WHAT TO DO
Leave the pictures out and print every record below exactly as it stands.

── EXTRACTED MATERIAL ──

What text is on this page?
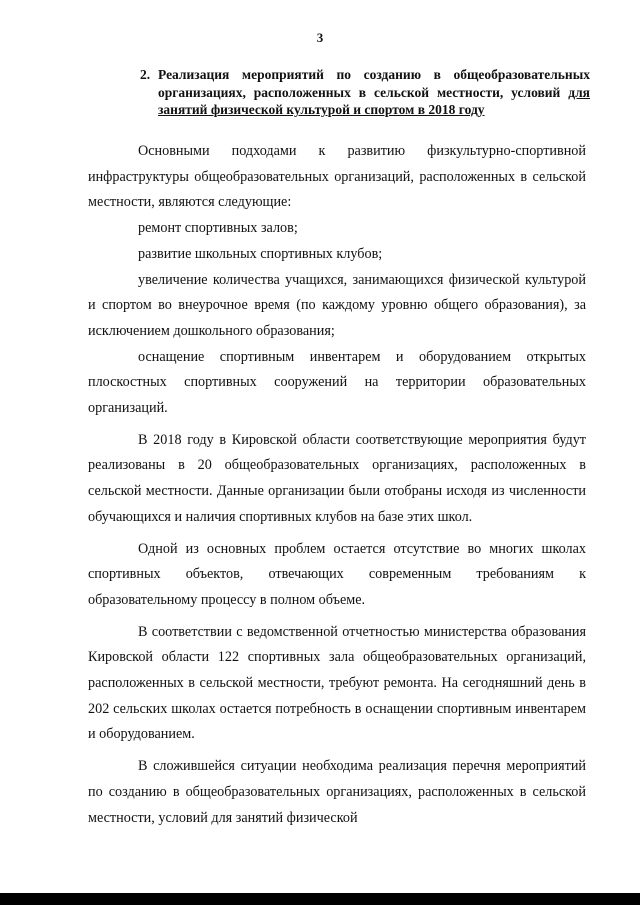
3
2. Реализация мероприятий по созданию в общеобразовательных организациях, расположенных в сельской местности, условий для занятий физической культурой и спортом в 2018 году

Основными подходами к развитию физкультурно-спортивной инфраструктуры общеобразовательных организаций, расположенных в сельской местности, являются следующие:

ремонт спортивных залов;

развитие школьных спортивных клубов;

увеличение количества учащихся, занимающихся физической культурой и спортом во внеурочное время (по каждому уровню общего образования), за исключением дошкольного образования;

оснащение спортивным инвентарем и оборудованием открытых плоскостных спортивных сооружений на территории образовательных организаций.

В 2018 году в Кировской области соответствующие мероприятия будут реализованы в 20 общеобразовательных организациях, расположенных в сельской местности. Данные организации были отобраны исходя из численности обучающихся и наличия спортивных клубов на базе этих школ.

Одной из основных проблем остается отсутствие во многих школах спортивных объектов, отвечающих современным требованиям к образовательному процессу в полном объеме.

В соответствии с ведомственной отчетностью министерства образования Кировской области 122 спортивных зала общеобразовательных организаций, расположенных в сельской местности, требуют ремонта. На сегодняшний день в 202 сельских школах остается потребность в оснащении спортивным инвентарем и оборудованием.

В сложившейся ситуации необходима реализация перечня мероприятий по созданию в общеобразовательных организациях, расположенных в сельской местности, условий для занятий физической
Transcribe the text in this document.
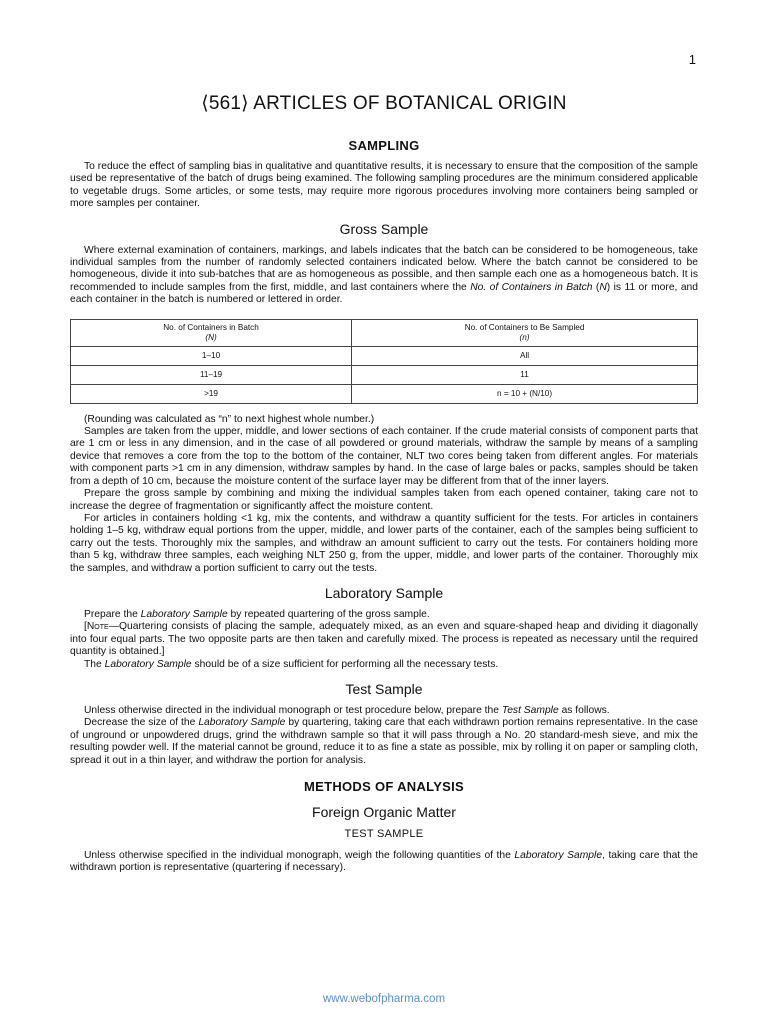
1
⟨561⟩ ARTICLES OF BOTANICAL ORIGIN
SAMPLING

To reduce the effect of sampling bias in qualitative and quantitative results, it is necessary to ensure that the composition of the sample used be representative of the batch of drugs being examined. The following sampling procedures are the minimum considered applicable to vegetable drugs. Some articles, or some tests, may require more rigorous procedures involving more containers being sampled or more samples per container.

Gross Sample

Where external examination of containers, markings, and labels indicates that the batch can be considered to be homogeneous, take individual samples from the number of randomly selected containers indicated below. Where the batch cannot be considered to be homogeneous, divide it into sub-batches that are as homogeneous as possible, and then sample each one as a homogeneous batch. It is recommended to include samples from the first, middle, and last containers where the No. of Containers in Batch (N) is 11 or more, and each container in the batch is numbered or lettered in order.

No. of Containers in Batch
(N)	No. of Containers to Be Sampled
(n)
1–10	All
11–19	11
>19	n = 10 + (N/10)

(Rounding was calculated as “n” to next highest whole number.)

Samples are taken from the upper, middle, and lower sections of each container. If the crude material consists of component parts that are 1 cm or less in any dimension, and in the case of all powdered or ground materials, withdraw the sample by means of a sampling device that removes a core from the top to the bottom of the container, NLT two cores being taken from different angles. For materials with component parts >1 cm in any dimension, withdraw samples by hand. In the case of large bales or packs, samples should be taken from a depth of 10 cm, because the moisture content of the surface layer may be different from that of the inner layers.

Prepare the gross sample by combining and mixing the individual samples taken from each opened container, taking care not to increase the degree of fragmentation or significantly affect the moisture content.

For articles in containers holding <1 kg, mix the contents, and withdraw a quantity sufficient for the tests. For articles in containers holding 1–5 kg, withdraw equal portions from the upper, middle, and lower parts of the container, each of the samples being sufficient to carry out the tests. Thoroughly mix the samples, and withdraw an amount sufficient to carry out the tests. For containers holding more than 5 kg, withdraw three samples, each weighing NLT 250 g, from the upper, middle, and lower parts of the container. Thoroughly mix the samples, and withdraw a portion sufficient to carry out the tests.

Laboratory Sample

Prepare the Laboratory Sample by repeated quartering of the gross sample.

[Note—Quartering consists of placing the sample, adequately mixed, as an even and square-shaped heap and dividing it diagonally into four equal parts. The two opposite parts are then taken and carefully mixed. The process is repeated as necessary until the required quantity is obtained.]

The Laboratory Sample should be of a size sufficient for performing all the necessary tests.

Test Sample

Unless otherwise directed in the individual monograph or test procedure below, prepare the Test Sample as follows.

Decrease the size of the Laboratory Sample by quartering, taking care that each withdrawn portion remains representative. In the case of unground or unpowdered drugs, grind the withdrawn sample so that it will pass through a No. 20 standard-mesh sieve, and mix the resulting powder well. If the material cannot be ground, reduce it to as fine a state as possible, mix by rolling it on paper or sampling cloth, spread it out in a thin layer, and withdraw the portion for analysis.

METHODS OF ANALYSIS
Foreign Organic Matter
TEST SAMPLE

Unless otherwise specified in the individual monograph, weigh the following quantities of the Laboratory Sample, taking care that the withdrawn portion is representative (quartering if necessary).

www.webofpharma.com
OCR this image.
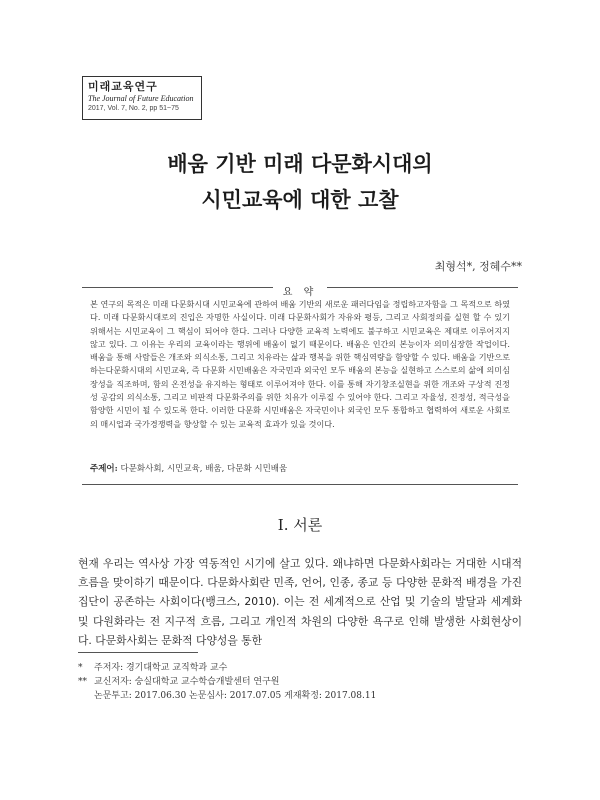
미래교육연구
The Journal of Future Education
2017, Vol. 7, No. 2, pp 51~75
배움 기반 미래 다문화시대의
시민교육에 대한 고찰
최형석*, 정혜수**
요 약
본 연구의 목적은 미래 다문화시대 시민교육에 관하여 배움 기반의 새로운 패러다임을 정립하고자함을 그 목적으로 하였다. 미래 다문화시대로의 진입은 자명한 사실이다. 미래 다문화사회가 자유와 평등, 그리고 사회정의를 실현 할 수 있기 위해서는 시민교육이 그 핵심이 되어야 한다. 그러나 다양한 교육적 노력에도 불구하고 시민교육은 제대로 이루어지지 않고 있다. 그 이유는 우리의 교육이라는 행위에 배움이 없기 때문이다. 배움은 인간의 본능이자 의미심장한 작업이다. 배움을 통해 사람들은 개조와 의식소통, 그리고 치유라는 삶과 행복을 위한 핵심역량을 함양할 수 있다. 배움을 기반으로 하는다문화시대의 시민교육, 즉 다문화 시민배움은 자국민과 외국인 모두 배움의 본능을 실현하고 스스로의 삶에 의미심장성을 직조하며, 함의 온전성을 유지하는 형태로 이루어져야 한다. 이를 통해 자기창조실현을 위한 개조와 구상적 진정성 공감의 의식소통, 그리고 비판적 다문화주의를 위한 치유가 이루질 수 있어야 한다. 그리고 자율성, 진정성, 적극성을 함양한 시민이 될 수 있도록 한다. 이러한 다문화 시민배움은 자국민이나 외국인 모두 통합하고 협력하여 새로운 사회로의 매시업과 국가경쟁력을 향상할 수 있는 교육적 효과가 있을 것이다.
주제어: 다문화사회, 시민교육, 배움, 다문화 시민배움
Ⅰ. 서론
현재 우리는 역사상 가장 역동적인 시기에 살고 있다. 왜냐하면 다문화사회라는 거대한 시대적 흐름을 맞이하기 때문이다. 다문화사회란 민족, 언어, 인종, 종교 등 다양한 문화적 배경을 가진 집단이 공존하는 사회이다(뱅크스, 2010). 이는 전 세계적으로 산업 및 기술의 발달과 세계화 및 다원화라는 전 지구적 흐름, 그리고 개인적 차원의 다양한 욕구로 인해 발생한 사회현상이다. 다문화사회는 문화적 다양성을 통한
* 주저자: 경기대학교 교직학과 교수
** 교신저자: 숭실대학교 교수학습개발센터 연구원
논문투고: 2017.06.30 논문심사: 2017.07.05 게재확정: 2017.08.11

───

RESPONSE BELOW
What text is on this page?
3
2. Реализация мероприятий по созданию в общеобразовательных организациях, расположенных в сельской местности, условий для занятий физической культурой и спортом в 2018 году

Основными подходами к развитию физкультурно-спортивной инфраструктуры общеобразовательных организаций, расположенных в сельской местности, являются следующие:

ремонт спортивных залов;

развитие школьных спортивных клубов;

увеличение количества учащихся, занимающихся физической культурой и спортом во внеурочное время (по каждому уровню общего образования), за исключением дошкольного образования;

оснащение спортивным инвентарем и оборудованием открытых плоскостных спортивных сооружений на территории образовательных организаций.

В 2018 году в Кировской области соответствующие мероприятия будут реализованы в 20 общеобразовательных организациях, расположенных в сельской местности. Данные организации были отобраны исходя из численности обучающихся и наличия спортивных клубов на базе этих школ.

Одной из основных проблем остается отсутствие во многих школах спортивных объектов, отвечающих современным требованиям к образовательному процессу в полном объеме.

В соответствии с ведомственной отчетностью министерства образования Кировской области 122 спортивных зала общеобразовательных организаций, расположенных в сельской местности, требуют ремонта. На сегодняшний день в 202 сельских школах остается потребность в оснащении спортивным инвентарем и оборудованием.

В сложившейся ситуации необходима реализация перечня мероприятий по созданию в общеобразовательных организациях, расположенных в сельской местности, условий для занятий физической
Transcribe the text in this document.
1
⟨561⟩ ARTICLES OF BOTANICAL ORIGIN
SAMPLING

To reduce the effect of sampling bias in qualitative and quantitative results, it is necessary to ensure that the composition of the sample used be representative of the batch of drugs being examined. The following sampling procedures are the minimum considered applicable to vegetable drugs. Some articles, or some tests, may require more rigorous procedures involving more containers being sampled or more samples per container.

Gross Sample

Where external examination of containers, markings, and labels indicates that the batch can be considered to be homogeneous, take individual samples from the number of randomly selected containers indicated below. Where the batch cannot be considered to be homogeneous, divide it into sub-batches that are as homogeneous as possible, and then sample each one as a homogeneous batch. It is recommended to include samples from the first, middle, and last containers where the No. of Containers in Batch (N) is 11 or more, and each container in the batch is numbered or lettered in order.

No. of Containers in Batch
(N)	No. of Containers to Be Sampled
(n)
1–10	All
11–19	11
>19	n = 10 + (N/10)

(Rounding was calculated as “n” to next highest whole number.)

Samples are taken from the upper, middle, and lower sections of each container. If the crude material consists of component parts that are 1 cm or less in any dimension, and in the case of all powdered or ground materials, withdraw the sample by means of a sampling device that removes a core from the top to the bottom of the container, NLT two cores being taken from different angles. For materials with component parts >1 cm in any dimension, withdraw samples by hand. In the case of large bales or packs, samples should be taken from a depth of 10 cm, because the moisture content of the surface layer may be different from that of the inner layers.

Prepare the gross sample by combining and mixing the individual samples taken from each opened container, taking care not to increase the degree of fragmentation or significantly affect the moisture content.

For articles in containers holding <1 kg, mix the contents, and withdraw a quantity sufficient for the tests. For articles in containers holding 1–5 kg, withdraw equal portions from the upper, middle, and lower parts of the container, each of the samples being sufficient to carry out the tests. Thoroughly mix the samples, and withdraw an amount sufficient to carry out the tests. For containers holding more than 5 kg, withdraw three samples, each weighing NLT 250 g, from the upper, middle, and lower parts of the container. Thoroughly mix the samples, and withdraw a portion sufficient to carry out the tests.

Laboratory Sample

Prepare the Laboratory Sample by repeated quartering of the gross sample.

[Note—Quartering consists of placing the sample, adequately mixed, as an even and square-shaped heap and dividing it diagonally into four equal parts. The two opposite parts are then taken and carefully mixed. The process is repeated as necessary until the required quantity is obtained.]

The Laboratory Sample should be of a size sufficient for performing all the necessary tests.

Test Sample

Unless otherwise directed in the individual monograph or test procedure below, prepare the Test Sample as follows.

Decrease the size of the Laboratory Sample by quartering, taking care that each withdrawn portion remains representative. In the case of unground or unpowdered drugs, grind the withdrawn sample so that it will pass through a No. 20 standard-mesh sieve, and mix the resulting powder well. If the material cannot be ground, reduce it to as fine a state as possible, mix by rolling it on paper or sampling cloth, spread it out in a thin layer, and withdraw the portion for analysis.

METHODS OF ANALYSIS
Foreign Organic Matter
TEST SAMPLE

Unless otherwise specified in the individual monograph, weigh the following quantities of the Laboratory Sample, taking care that the withdrawn portion is representative (quartering if necessary).

www.webofpharma.com
OCR this image.
미래교육연구
The Journal of Future Education
2017, Vol. 7, No. 2, pp 51~75
배움 기반 미래 다문화시대의
시민교육에 대한 고찰
최형석*, 정혜수**
요 약
본 연구의 목적은 미래 다문화시대 시민교육에 관하여 배움 기반의 새로운 패러다임을 정립하고자함을 그 목적으로 하였다. 미래 다문화시대로의 진입은 자명한 사실이다. 미래 다문화사회가 자유와 평등, 그리고 사회정의를 실현 할 수 있기 위해서는 시민교육이 그 핵심이 되어야 한다. 그러나 다양한 교육적 노력에도 불구하고 시민교육은 제대로 이루어지지 않고 있다. 그 이유는 우리의 교육이라는 행위에 배움이 없기 때문이다. 배움은 인간의 본능이자 의미심장한 작업이다. 배움을 통해 사람들은 개조와 의식소통, 그리고 치유라는 삶과 행복을 위한 핵심역량을 함양할 수 있다. 배움을 기반으로 하는다문화시대의 시민교육, 즉 다문화 시민배움은 자국민과 외국인 모두 배움의 본능을 실현하고 스스로의 삶에 의미심장성을 직조하며, 함의 온전성을 유지하는 형태로 이루어져야 한다. 이를 통해 자기창조실현을 위한 개조와 구상적 진정성 공감의 의식소통, 그리고 비판적 다문화주의를 위한 치유가 이루질 수 있어야 한다. 그리고 자율성, 진정성, 적극성을 함양한 시민이 될 수 있도록 한다. 이러한 다문화 시민배움은 자국민이나 외국인 모두 통합하고 협력하여 새로운 사회로의 매시업과 국가경쟁력을 향상할 수 있는 교육적 효과가 있을 것이다.
주제어: 다문화사회, 시민교육, 배움, 다문화 시민배움
Ⅰ. 서론
현재 우리는 역사상 가장 역동적인 시기에 살고 있다. 왜냐하면 다문화사회라는 거대한 시대적 흐름을 맞이하기 때문이다. 다문화사회란 민족, 언어, 인종, 종교 등 다양한 문화적 배경을 가진 집단이 공존하는 사회이다(뱅크스, 2010). 이는 전 세계적으로 산업 및 기술의 발달과 세계화 및 다원화라는 전 지구적 흐름, 그리고 개인적 차원의 다양한 욕구로 인해 발생한 사회현상이다. 다문화사회는 문화적 다양성을 통한
* 주저자: 경기대학교 교직학과 교수
** 교신저자: 숭실대학교 교수학습개발센터 연구원
논문투고: 2017.06.30 논문심사: 2017.07.05 게재확정: 2017.08.11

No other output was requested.